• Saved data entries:
--- --- ---

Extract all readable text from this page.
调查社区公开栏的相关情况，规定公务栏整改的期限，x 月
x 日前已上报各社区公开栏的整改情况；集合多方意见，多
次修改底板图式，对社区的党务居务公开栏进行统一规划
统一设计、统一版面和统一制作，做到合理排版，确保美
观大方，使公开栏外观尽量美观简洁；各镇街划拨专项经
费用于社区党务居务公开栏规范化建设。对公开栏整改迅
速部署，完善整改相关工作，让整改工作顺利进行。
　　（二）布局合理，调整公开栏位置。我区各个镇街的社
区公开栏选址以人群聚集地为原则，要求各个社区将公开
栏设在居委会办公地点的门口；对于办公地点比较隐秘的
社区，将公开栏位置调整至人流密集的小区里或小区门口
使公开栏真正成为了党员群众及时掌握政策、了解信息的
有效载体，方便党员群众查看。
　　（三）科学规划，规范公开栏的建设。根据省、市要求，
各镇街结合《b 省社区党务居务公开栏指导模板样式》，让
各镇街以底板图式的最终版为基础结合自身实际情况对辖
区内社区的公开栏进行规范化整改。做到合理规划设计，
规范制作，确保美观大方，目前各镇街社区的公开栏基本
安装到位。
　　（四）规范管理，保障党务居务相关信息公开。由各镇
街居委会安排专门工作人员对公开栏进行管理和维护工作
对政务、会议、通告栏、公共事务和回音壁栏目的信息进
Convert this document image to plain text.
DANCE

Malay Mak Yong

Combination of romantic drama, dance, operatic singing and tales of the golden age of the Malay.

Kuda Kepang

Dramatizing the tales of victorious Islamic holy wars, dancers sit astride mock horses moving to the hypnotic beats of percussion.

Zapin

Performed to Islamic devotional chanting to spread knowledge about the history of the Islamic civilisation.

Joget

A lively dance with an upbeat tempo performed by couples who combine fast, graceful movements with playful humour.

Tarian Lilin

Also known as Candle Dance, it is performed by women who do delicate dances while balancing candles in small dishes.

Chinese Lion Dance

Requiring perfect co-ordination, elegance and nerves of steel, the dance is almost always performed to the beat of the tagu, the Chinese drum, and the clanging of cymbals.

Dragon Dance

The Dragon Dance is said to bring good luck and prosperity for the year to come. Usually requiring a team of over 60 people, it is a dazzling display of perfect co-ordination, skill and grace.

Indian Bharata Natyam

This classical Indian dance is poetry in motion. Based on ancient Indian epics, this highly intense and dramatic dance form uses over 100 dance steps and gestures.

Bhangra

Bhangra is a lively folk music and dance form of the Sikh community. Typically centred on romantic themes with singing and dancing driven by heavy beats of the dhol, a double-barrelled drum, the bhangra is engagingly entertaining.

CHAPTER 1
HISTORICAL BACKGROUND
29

--- --- ---

• STATED GOAL:
Pull out all lines containing "Bhangra".

• OUTPUT OF THE EXERCISE:
Bhangra
Bhangra is a lively folk music and dance form of the Sikh community. Typically centred on romantic themes with singing and dancing driven by heavy beats of the dhol, a double-barrelled drum, the bhangra is engagingly entertaining.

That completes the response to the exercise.